**Requirement:** Copy every line of the material below word for word, without changing anything.

**Listing:**
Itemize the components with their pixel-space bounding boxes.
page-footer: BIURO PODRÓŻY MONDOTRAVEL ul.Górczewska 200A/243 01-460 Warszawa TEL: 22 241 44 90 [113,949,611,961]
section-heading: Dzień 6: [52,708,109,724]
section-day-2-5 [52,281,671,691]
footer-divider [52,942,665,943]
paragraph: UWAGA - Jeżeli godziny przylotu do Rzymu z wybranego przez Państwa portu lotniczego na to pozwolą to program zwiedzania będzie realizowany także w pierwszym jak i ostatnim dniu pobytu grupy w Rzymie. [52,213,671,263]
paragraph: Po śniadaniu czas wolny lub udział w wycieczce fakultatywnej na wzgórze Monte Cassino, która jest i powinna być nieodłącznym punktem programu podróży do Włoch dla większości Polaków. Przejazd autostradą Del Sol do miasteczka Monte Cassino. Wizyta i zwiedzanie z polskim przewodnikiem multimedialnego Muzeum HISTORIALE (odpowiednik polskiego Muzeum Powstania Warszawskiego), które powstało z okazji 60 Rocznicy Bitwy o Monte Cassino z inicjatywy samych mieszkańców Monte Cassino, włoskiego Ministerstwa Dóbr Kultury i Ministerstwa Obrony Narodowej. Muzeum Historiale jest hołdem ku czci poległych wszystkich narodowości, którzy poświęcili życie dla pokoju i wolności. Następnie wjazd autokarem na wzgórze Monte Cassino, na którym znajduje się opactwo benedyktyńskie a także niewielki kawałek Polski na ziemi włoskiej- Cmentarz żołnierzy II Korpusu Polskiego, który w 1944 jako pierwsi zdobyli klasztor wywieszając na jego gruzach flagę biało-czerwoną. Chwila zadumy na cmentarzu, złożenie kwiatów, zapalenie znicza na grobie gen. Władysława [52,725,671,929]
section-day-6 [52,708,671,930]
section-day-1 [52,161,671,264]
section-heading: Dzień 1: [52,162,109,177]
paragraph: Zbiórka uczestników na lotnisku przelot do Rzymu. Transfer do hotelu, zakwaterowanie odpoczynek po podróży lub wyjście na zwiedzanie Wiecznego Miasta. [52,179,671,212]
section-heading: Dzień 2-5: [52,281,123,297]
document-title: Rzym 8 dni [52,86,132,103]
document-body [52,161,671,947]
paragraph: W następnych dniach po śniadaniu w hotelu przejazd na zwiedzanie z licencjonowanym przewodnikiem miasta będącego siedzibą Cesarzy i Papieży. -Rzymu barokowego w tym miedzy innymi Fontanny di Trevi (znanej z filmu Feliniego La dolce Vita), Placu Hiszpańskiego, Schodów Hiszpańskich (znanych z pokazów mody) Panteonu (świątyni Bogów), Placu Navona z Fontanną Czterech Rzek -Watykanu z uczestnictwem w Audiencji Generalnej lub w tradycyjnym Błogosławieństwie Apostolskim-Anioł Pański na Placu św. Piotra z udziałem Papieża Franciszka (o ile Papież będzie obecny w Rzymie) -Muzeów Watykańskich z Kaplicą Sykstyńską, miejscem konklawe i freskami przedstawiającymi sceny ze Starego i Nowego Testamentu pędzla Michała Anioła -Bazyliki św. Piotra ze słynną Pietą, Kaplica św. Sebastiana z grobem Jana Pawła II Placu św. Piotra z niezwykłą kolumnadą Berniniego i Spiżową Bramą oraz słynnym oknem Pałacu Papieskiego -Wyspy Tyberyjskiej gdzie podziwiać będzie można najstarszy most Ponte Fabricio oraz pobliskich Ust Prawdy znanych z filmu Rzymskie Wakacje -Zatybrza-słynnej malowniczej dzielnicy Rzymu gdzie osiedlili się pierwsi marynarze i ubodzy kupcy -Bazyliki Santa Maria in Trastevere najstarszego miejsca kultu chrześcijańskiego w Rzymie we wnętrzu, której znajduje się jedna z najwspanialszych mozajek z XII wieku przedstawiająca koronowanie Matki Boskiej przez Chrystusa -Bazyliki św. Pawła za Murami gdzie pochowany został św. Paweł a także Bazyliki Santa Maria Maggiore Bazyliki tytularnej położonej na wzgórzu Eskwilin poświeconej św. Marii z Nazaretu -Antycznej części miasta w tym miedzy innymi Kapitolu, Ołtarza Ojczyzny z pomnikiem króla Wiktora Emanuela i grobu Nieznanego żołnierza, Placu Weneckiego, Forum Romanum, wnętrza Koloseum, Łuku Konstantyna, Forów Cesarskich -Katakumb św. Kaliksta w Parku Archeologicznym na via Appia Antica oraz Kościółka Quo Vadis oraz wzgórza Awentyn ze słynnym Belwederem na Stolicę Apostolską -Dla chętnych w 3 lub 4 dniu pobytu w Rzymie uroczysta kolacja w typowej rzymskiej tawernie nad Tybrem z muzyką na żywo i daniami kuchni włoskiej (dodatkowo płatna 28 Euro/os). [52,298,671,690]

**Full output:**
Itemize the components with their pixel-space bounding boxes.
page-footer: BIURO PODRÓŻY MONDOTRAVEL ul.Górczewska 200A/243 01-460 Warszawa TEL: 22 241 44 90 [113,949,611,961]
section-heading: Dzień 6: [52,708,109,724]
section-day-2-5 [52,281,671,691]
footer-divider [52,942,665,943]
paragraph: UWAGA - Jeżeli godziny przylotu do Rzymu z wybranego przez Państwa portu lotniczego na to pozwolą to program zwiedzania będzie realizowany także w pierwszym jak i ostatnim dniu pobytu grupy w Rzymie. [52,213,671,263]
paragraph: Po śniadaniu czas wolny lub udział w wycieczce fakultatywnej na wzgórze Monte Cassino, która jest i powinna być nieodłącznym punktem programu podróży do Włoch dla większości Polaków. Przejazd autostradą Del Sol do miasteczka Monte Cassino. Wizyta i zwiedzanie z polskim przewodnikiem multimedialnego Muzeum HISTORIALE (odpowiednik polskiego Muzeum Powstania Warszawskiego), które powstało z okazji 60 Rocznicy Bitwy o Monte Cassino z inicjatywy samych mieszkańców Monte Cassino, włoskiego Ministerstwa Dóbr Kultury i Ministerstwa Obrony Narodowej. Muzeum Historiale jest hołdem ku czci poległych wszystkich narodowości, którzy poświęcili życie dla pokoju i wolności. Następnie wjazd autokarem na wzgórze Monte Cassino, na którym znajduje się opactwo benedyktyńskie a także niewielki kawałek Polski na ziemi włoskiej- Cmentarz żołnierzy II Korpusu Polskiego, który w 1944 jako pierwsi zdobyli klasztor wywieszając na jego gruzach flagę biało-czerwoną. Chwila zadumy na cmentarzu, złożenie kwiatów, zapalenie znicza na grobie gen. Władysława [52,725,671,929]
section-day-6 [52,708,671,930]
section-day-1 [52,161,671,264]
section-heading: Dzień 1: [52,162,109,177]
paragraph: Zbiórka uczestników na lotnisku przelot do Rzymu. Transfer do hotelu, zakwaterowanie odpoczynek po podróży lub wyjście na zwiedzanie Wiecznego Miasta. [52,179,671,212]
section-heading: Dzień 2-5: [52,281,123,297]
document-title: Rzym 8 dni [52,86,132,103]
document-body [52,161,671,947]
paragraph: W następnych dniach po śniadaniu w hotelu przejazd na zwiedzanie z licencjonowanym przewodnikiem miasta będącego siedzibą Cesarzy i Papieży. -Rzymu barokowego w tym miedzy innymi Fontanny di Trevi (znanej z filmu Feliniego La dolce Vita), Placu Hiszpańskiego, Schodów Hiszpańskich (znanych z pokazów mody) Panteonu (świątyni Bogów), Placu Navona z Fontanną Czterech Rzek -Watykanu z uczestnictwem w Audiencji Generalnej lub w tradycyjnym Błogosławieństwie Apostolskim-Anioł Pański na Placu św. Piotra z udziałem Papieża Franciszka (o ile Papież będzie obecny w Rzymie) -Muzeów Watykańskich z Kaplicą Sykstyńską, miejscem konklawe i freskami przedstawiającymi sceny ze Starego i Nowego Testamentu pędzla Michała Anioła -Bazyliki św. Piotra ze słynną Pietą, Kaplica św. Sebastiana z grobem Jana Pawła II Placu św. Piotra z niezwykłą kolumnadą Berniniego i Spiżową Bramą oraz słynnym oknem Pałacu Papieskiego -Wyspy Tyberyjskiej gdzie podziwiać będzie można najstarszy most Ponte Fabricio oraz pobliskich Ust Prawdy znanych z filmu Rzymskie Wakacje -Zatybrza-słynnej malowniczej dzielnicy Rzymu gdzie osiedlili się pierwsi marynarze i ubodzy kupcy -Bazyliki Santa Maria in Trastevere najstarszego miejsca kultu chrześcijańskiego w Rzymie we wnętrzu, której znajduje się jedna z najwspanialszych mozajek z XII wieku przedstawiająca koronowanie Matki Boskiej przez Chrystusa -Bazyliki św. Pawła za Murami gdzie pochowany został św. Paweł a także Bazyliki Santa Maria Maggiore Bazyliki tytularnej położonej na wzgórzu Eskwilin poświeconej św. Marii z Nazaretu -Antycznej części miasta w tym miedzy innymi Kapitolu, Ołtarza Ojczyzny z pomnikiem króla Wiktora Emanuela i grobu Nieznanego żołnierza, Placu Weneckiego, Forum Romanum, wnętrza Koloseum, Łuku Konstantyna, Forów Cesarskich -Katakumb św. Kaliksta w Parku Archeologicznym na via Appia Antica oraz Kościółka Quo Vadis oraz wzgórza Awentyn ze słynnym Belwederem na Stolicę Apostolską -Dla chętnych w 3 lub 4 dniu pobytu w Rzymie uroczysta kolacja w typowej rzymskiej tawernie nad Tybrem z muzyką na żywo i daniami kuchni włoskiej (dodatkowo płatna 28 Euro/os). [52,298,671,690]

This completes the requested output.